## Task description
Give all the lines below again, exactly, with no pictures.

## Information provided

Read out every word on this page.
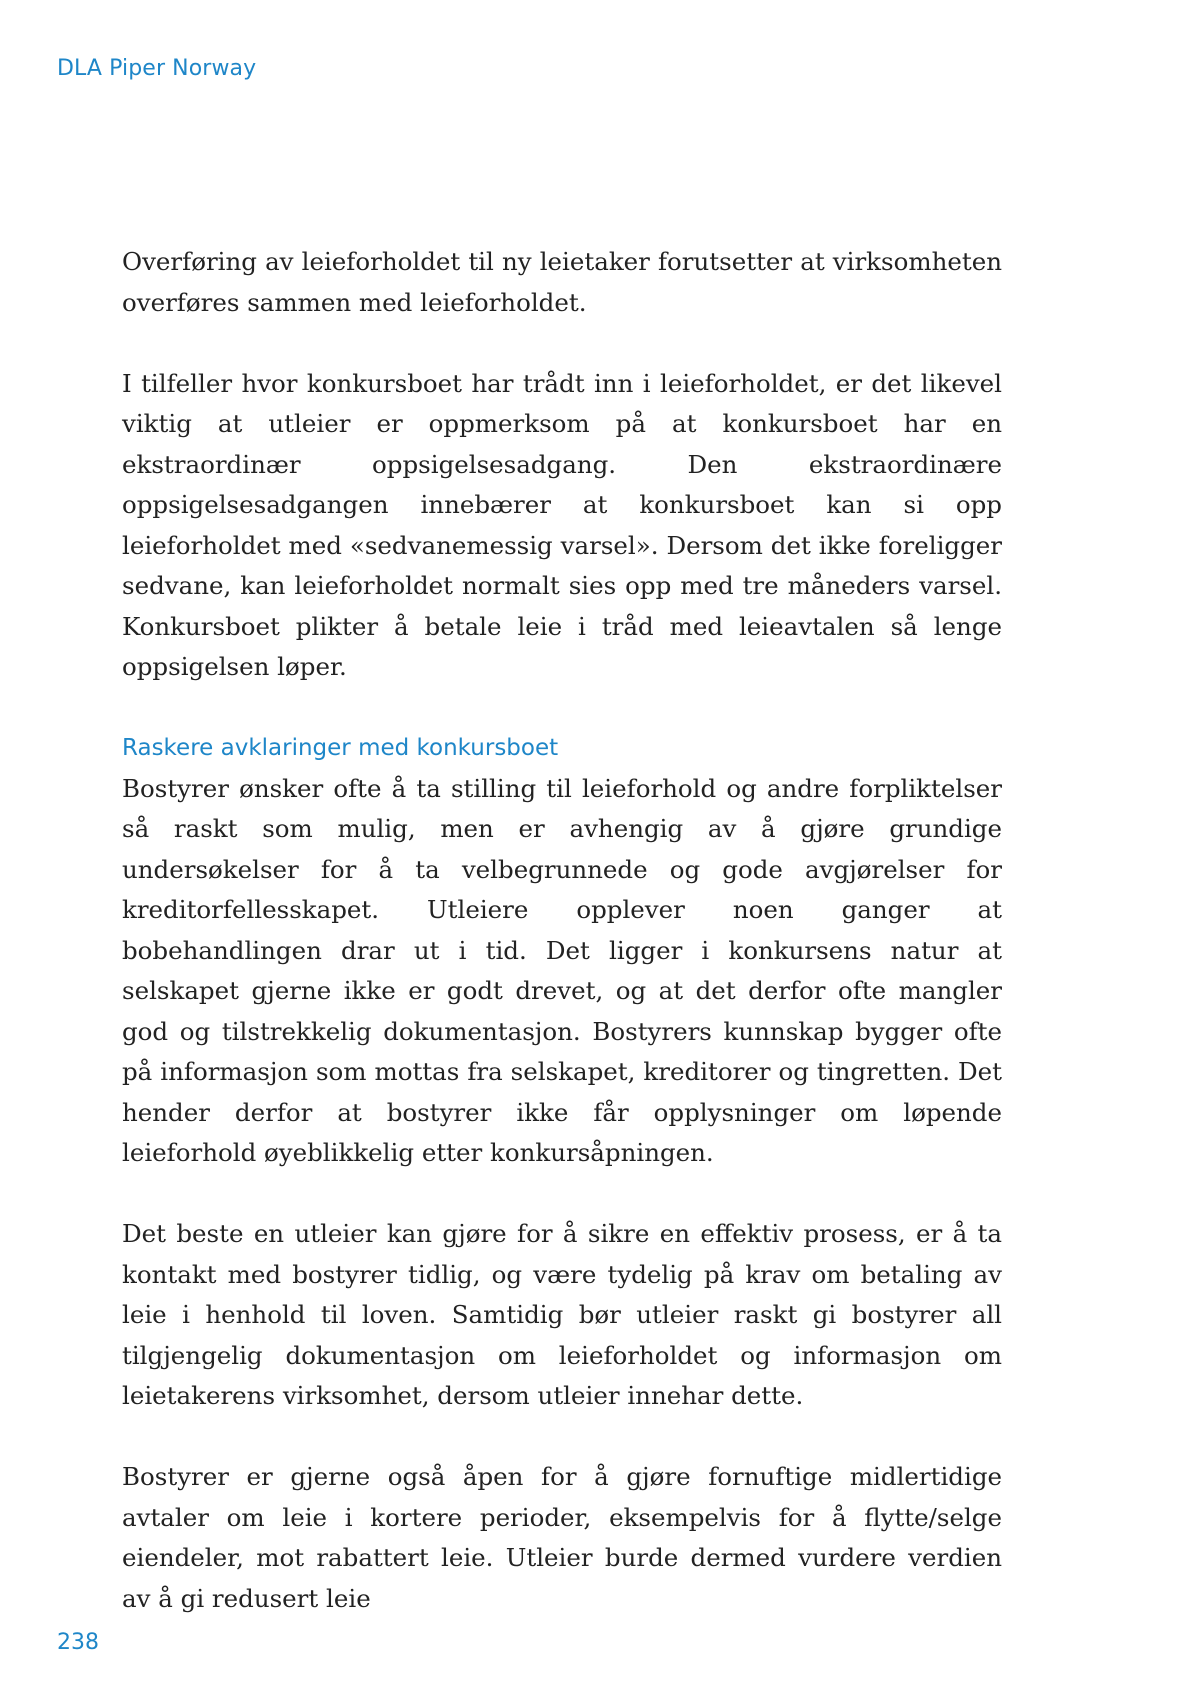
DLA Piper Norway

Overføring av leieforholdet til ny leietaker forutsetter at virksomheten overføres sammen med leieforholdet.

I tilfeller hvor konkursboet har trådt inn i leieforholdet, er det likevel viktig at utleier er oppmerksom på at konkursboet har en ekstraordinær oppsigelsesadgang. Den ekstraordinære oppsigelsesadgangen innebærer at konkursboet kan si opp leieforholdet med «sedvanemessig varsel». Dersom det ikke foreligger sedvane, kan leieforholdet normalt sies opp med tre måneders varsel. Konkursboet plikter å betale leie i tråd med leieavtalen så lenge oppsigelsen løper.

Raskere avklaringer med konkursboet

Bostyrer ønsker ofte å ta stilling til leieforhold og andre forpliktelser så raskt som mulig, men er avhengig av å gjøre grundige undersøkelser for å ta velbegrunnede og gode avgjørelser for kreditorfellesskapet. Utleiere opplever noen ganger at bobehandlingen drar ut i tid. Det ligger i konkursens natur at selskapet gjerne ikke er godt drevet, og at det derfor ofte mangler god og tilstrekkelig dokumentasjon. Bostyrers kunnskap bygger ofte på informasjon som mottas fra selskapet, kreditorer og tingretten. Det hender derfor at bostyrer ikke får opplysninger om løpende leieforhold øyeblikkelig etter konkursåpningen.

Det beste en utleier kan gjøre for å sikre en effektiv prosess, er å ta kontakt med bostyrer tidlig, og være tydelig på krav om betaling av leie i henhold til loven. Samtidig bør utleier raskt gi bostyrer all tilgjengelig dokumentasjon om leieforholdet og informasjon om leietakerens virksomhet, dersom utleier innehar dette.

Bostyrer er gjerne også åpen for å gjøre fornuftige midlertidige avtaler om leie i kortere perioder, eksempelvis for å flytte/selge eiendeler, mot rabattert leie. Utleier burde dermed vurdere verdien av å gi redusert leie

238
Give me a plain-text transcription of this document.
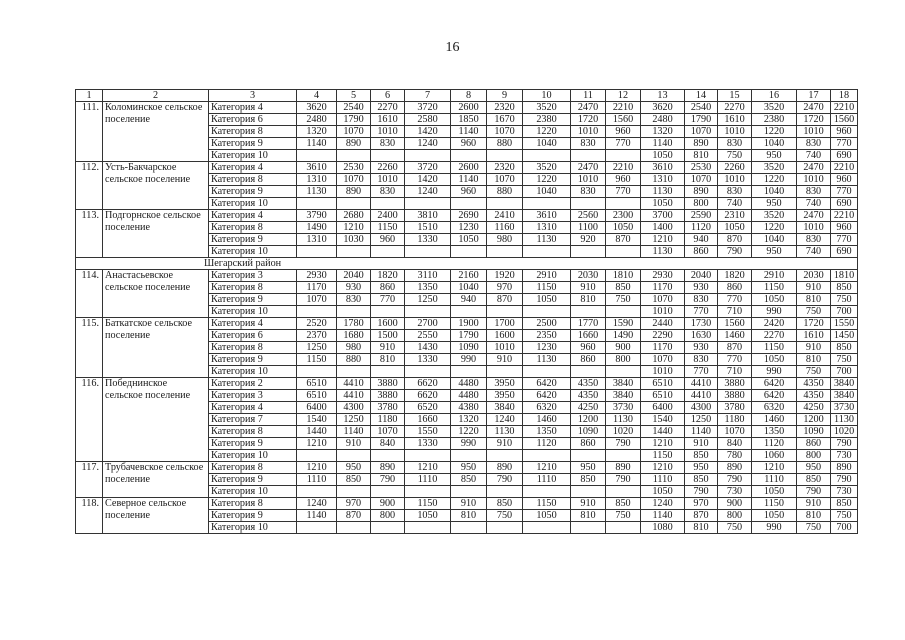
16
1	2	3	4	5	6	7	8	9	10	11	12	13	14	15	16	17	18
111.	Коломинское сельское поселение	Категория 4	3620	2540	2270	3720	2600	2320	3520	2470	2210	3620	2540	2270	3520	2470	2210
		Категория 6	2480	1790	1610	2580	1850	1670	2380	1720	1560	2480	1790	1610	2380	1720	1560
		Категория 8	1320	1070	1010	1420	1140	1070	1220	1010	960	1320	1070	1010	1220	1010	960
		Категория 9	1140	890	830	1240	960	880	1040	830	770	1140	890	830	1040	830	770
		Категория 10										1050	810	750	950	740	690
112.	Усть-Бакчарское сельское поселение	Категория 4	3610	2530	2260	3720	2600	2320	3520	2470	2210	3610	2530	2260	3520	2470	2210
		Категория 8	1310	1070	1010	1420	1140	1070	1220	1010	960	1310	1070	1010	1220	1010	960
		Категория 9	1130	890	830	1240	960	880	1040	830	770	1130	890	830	1040	830	770
		Категория 10										1050	800	740	950	740	690
113.	Подгорнское сельское поселение	Категория 4	3790	2680	2400	3810	2690	2410	3610	2560	2300	3700	2590	2310	3520	2470	2210
		Категория 8	1490	1210	1150	1510	1230	1160	1310	1100	1050	1400	1120	1050	1220	1010	960
		Категория 9	1310	1030	960	1330	1050	980	1130	920	870	1210	940	870	1040	830	770
		Категория 10										1130	860	790	950	740	690
Шегарский район																	
114.	Анастасьевское сельское поселение	Категория 3	2930	2040	1820	3110	2160	1920	2910	2030	1810	2930	2040	1820	2910	2030	1810
		Категория 8	1170	930	860	1350	1040	970	1150	910	850	1170	930	860	1150	910	850
		Категория 9	1070	830	770	1250	940	870	1050	810	750	1070	830	770	1050	810	750
		Категория 10										1010	770	710	990	750	700
115.	Баткатское сельское поселение	Категория 4	2520	1780	1600	2700	1900	1700	2500	1770	1590	2440	1730	1560	2420	1720	1550
		Категория 6	2370	1680	1500	2550	1790	1600	2350	1660	1490	2290	1630	1460	2270	1610	1450
		Категория 8	1250	980	910	1430	1090	1010	1230	960	900	1170	930	870	1150	910	850
		Категория 9	1150	880	810	1330	990	910	1130	860	800	1070	830	770	1050	810	750
		Категория 10										1010	770	710	990	750	700
116.	Победнинское сельское поселение	Категория 2	6510	4410	3880	6620	4480	3950	6420	4350	3840	6510	4410	3880	6420	4350	3840
		Категория 3	6510	4410	3880	6620	4480	3950	6420	4350	3840	6510	4410	3880	6420	4350	3840
		Категория 4	6400	4300	3780	6520	4380	3840	6320	4250	3730	6400	4300	3780	6320	4250	3730
		Категория 7	1540	1250	1180	1660	1320	1240	1460	1200	1130	1540	1250	1180	1460	1200	1130
		Категория 8	1440	1140	1070	1550	1220	1130	1350	1090	1020	1440	1140	1070	1350	1090	1020
		Категория 9	1210	910	840	1330	990	910	1120	860	790	1210	910	840	1120	860	790
		Категория 10										1150	850	780	1060	800	730
117.	Трубачевское сельское поселение	Категория 8	1210	950	890	1210	950	890	1210	950	890	1210	950	890	1210	950	890
		Категория 9	1110	850	790	1110	850	790	1110	850	790	1110	850	790	1110	850	790
		Категория 10										1050	790	730	1050	790	730
118.	Северное сельское поселение	Категория 8	1240	970	900	1150	910	850	1150	910	850	1240	970	900	1150	910	850
		Категория 9	1140	870	800	1050	810	750	1050	810	750	1140	870	800	1050	810	750
		Категория 10										1080	810	750	990	750	700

## Task answer
Read out every word on this page.
DLA Piper Norway

Overføring av leieforholdet til ny leietaker forutsetter at virksomheten overføres sammen med leieforholdet.

I tilfeller hvor konkursboet har trådt inn i leieforholdet, er det likevel viktig at utleier er oppmerksom på at konkursboet har en ekstraordinær oppsigelsesadgang. Den ekstraordinære oppsigelsesadgangen innebærer at konkursboet kan si opp leieforholdet med «sedvanemessig varsel». Dersom det ikke foreligger sedvane, kan leieforholdet normalt sies opp med tre måneders varsel. Konkursboet plikter å betale leie i tråd med leieavtalen så lenge oppsigelsen løper.

Raskere avklaringer med konkursboet

Bostyrer ønsker ofte å ta stilling til leieforhold og andre forpliktelser så raskt som mulig, men er avhengig av å gjøre grundige undersøkelser for å ta velbegrunnede og gode avgjørelser for kreditorfellesskapet. Utleiere opplever noen ganger at bobehandlingen drar ut i tid. Det ligger i konkursens natur at selskapet gjerne ikke er godt drevet, og at det derfor ofte mangler god og tilstrekkelig dokumentasjon. Bostyrers kunnskap bygger ofte på informasjon som mottas fra selskapet, kreditorer og tingretten. Det hender derfor at bostyrer ikke får opplysninger om løpende leieforhold øyeblikkelig etter konkursåpningen.

Det beste en utleier kan gjøre for å sikre en effektiv prosess, er å ta kontakt med bostyrer tidlig, og være tydelig på krav om betaling av leie i henhold til loven. Samtidig bør utleier raskt gi bostyrer all tilgjengelig dokumentasjon om leieforholdet og informasjon om leietakerens virksomhet, dersom utleier innehar dette.

Bostyrer er gjerne også åpen for å gjøre fornuftige midlertidige avtaler om leie i kortere perioder, eksempelvis for å flytte/selge eiendeler, mot rabattert leie. Utleier burde dermed vurdere verdien av å gi redusert leie

238
Give me a plain-text transcription of this document.
16
1	2	3	4	5	6	7	8	9	10	11	12	13	14	15	16	17	18
111.	Коломинское сельское поселение	Категория 4	3620	2540	2270	3720	2600	2320	3520	2470	2210	3620	2540	2270	3520	2470	2210
		Категория 6	2480	1790	1610	2580	1850	1670	2380	1720	1560	2480	1790	1610	2380	1720	1560
		Категория 8	1320	1070	1010	1420	1140	1070	1220	1010	960	1320	1070	1010	1220	1010	960
		Категория 9	1140	890	830	1240	960	880	1040	830	770	1140	890	830	1040	830	770
		Категория 10										1050	810	750	950	740	690
112.	Усть-Бакчарское сельское поселение	Категория 4	3610	2530	2260	3720	2600	2320	3520	2470	2210	3610	2530	2260	3520	2470	2210
		Категория 8	1310	1070	1010	1420	1140	1070	1220	1010	960	1310	1070	1010	1220	1010	960
		Категория 9	1130	890	830	1240	960	880	1040	830	770	1130	890	830	1040	830	770
		Категория 10										1050	800	740	950	740	690
113.	Подгорнское сельское поселение	Категория 4	3790	2680	2400	3810	2690	2410	3610	2560	2300	3700	2590	2310	3520	2470	2210
		Категория 8	1490	1210	1150	1510	1230	1160	1310	1100	1050	1400	1120	1050	1220	1010	960
		Категория 9	1310	1030	960	1330	1050	980	1130	920	870	1210	940	870	1040	830	770
		Категория 10										1130	860	790	950	740	690
Шегарский район																	
114.	Анастасьевское сельское поселение	Категория 3	2930	2040	1820	3110	2160	1920	2910	2030	1810	2930	2040	1820	2910	2030	1810
		Категория 8	1170	930	860	1350	1040	970	1150	910	850	1170	930	860	1150	910	850
		Категория 9	1070	830	770	1250	940	870	1050	810	750	1070	830	770	1050	810	750
		Категория 10										1010	770	710	990	750	700
115.	Баткатское сельское поселение	Категория 4	2520	1780	1600	2700	1900	1700	2500	1770	1590	2440	1730	1560	2420	1720	1550
		Категория 6	2370	1680	1500	2550	1790	1600	2350	1660	1490	2290	1630	1460	2270	1610	1450
		Категория 8	1250	980	910	1430	1090	1010	1230	960	900	1170	930	870	1150	910	850
		Категория 9	1150	880	810	1330	990	910	1130	860	800	1070	830	770	1050	810	750
		Категория 10										1010	770	710	990	750	700
116.	Победнинское сельское поселение	Категория 2	6510	4410	3880	6620	4480	3950	6420	4350	3840	6510	4410	3880	6420	4350	3840
		Категория 3	6510	4410	3880	6620	4480	3950	6420	4350	3840	6510	4410	3880	6420	4350	3840
		Категория 4	6400	4300	3780	6520	4380	3840	6320	4250	3730	6400	4300	3780	6320	4250	3730
		Категория 7	1540	1250	1180	1660	1320	1240	1460	1200	1130	1540	1250	1180	1460	1200	1130
		Категория 8	1440	1140	1070	1550	1220	1130	1350	1090	1020	1440	1140	1070	1350	1090	1020
		Категория 9	1210	910	840	1330	990	910	1120	860	790	1210	910	840	1120	860	790
		Категория 10										1150	850	780	1060	800	730
117.	Трубачевское сельское поселение	Категория 8	1210	950	890	1210	950	890	1210	950	890	1210	950	890	1210	950	890
		Категория 9	1110	850	790	1110	850	790	1110	850	790	1110	850	790	1110	850	790
		Категория 10										1050	790	730	1050	790	730
118.	Северное сельское поселение	Категория 8	1240	970	900	1150	910	850	1150	910	850	1240	970	900	1150	910	850
		Категория 9	1140	870	800	1050	810	750	1050	810	750	1140	870	800	1050	810	750
		Категория 10										1080	810	750	990	750	700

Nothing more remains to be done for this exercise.